[INPUT start]

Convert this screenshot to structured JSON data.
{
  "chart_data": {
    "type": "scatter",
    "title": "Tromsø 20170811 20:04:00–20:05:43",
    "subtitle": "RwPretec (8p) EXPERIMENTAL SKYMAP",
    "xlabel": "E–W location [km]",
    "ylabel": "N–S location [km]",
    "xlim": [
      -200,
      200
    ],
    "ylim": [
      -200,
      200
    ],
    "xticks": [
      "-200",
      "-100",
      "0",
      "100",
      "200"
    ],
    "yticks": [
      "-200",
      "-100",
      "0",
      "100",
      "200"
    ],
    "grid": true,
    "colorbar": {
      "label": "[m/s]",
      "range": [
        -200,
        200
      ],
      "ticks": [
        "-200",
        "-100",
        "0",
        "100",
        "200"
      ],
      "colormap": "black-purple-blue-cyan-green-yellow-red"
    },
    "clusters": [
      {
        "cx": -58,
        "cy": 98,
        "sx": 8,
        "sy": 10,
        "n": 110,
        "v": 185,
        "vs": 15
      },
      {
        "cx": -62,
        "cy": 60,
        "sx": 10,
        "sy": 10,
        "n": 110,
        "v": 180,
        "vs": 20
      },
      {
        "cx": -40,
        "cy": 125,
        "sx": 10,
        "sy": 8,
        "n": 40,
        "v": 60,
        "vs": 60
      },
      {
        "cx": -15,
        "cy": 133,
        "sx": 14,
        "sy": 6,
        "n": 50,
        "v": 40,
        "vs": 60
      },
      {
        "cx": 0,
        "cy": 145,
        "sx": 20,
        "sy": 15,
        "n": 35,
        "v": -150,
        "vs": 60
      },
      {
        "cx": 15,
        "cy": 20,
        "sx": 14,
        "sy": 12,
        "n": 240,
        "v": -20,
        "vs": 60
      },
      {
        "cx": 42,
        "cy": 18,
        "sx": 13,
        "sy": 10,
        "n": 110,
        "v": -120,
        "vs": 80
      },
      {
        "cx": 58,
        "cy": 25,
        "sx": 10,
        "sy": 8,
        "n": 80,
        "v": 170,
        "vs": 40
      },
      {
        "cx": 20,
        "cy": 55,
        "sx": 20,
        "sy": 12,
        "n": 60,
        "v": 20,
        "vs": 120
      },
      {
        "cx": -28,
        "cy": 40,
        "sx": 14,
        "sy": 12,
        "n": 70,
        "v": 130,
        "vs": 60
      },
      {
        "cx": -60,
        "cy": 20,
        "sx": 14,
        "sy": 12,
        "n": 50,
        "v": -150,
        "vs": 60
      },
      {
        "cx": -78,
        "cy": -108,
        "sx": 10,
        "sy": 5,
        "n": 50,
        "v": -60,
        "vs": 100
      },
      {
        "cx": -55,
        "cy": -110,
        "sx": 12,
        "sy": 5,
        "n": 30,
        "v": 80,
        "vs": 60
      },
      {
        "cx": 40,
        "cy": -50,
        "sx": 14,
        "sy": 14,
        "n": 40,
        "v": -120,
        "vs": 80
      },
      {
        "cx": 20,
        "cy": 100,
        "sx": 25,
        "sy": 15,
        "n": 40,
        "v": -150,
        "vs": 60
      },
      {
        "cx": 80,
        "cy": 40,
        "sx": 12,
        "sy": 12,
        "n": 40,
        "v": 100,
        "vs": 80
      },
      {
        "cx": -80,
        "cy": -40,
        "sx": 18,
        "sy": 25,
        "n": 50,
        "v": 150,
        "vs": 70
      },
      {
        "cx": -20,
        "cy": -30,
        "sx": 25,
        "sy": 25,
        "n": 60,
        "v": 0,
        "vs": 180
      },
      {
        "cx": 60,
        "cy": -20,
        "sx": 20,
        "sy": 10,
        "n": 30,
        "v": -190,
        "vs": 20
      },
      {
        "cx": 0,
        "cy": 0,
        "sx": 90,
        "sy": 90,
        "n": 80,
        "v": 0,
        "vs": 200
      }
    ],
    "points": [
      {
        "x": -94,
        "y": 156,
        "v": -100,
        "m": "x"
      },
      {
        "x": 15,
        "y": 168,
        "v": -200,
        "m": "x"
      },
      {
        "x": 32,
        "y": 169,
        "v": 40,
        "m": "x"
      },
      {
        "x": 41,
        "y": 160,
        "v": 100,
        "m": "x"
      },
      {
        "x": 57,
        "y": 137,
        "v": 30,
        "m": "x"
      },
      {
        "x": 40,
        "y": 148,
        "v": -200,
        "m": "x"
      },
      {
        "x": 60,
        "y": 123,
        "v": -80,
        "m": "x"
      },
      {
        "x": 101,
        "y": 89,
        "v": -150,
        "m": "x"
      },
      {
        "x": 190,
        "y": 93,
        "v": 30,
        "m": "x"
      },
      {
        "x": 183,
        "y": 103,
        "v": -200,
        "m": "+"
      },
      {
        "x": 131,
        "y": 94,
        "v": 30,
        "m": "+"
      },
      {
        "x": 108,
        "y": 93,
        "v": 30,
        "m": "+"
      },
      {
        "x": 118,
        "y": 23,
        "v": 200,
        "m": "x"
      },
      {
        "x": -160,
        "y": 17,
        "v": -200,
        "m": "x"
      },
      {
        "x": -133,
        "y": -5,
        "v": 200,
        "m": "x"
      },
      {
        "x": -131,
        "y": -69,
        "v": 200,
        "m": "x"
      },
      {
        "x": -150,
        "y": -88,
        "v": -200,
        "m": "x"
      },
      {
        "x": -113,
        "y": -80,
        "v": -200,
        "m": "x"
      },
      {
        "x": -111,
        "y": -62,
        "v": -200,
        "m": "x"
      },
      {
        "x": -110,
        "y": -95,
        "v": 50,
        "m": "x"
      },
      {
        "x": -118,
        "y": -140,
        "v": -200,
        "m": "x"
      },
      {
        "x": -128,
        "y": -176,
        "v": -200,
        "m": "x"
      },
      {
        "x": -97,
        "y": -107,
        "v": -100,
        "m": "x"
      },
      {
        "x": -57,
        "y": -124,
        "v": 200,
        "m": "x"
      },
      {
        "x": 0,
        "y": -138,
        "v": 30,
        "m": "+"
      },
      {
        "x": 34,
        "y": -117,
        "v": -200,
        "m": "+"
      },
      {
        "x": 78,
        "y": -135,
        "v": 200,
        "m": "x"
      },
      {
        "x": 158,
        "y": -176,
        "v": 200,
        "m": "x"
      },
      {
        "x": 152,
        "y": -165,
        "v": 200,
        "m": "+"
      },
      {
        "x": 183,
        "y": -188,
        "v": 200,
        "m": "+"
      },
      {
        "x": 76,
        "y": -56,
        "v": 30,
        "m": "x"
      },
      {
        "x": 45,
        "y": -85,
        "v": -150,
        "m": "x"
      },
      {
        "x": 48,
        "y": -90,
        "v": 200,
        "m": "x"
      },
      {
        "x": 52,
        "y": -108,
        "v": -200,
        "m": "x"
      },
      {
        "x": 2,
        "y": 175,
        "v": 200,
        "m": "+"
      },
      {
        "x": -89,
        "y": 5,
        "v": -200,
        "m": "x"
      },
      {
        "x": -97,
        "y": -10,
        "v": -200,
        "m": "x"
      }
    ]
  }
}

[INPUT end]

TASK INSTRUCTIONS: From the listing, copy each line containing the word "location".

FINAL RESULT:
    "xlabel": "E–W location [km]",
    "ylabel": "N–S location [km]",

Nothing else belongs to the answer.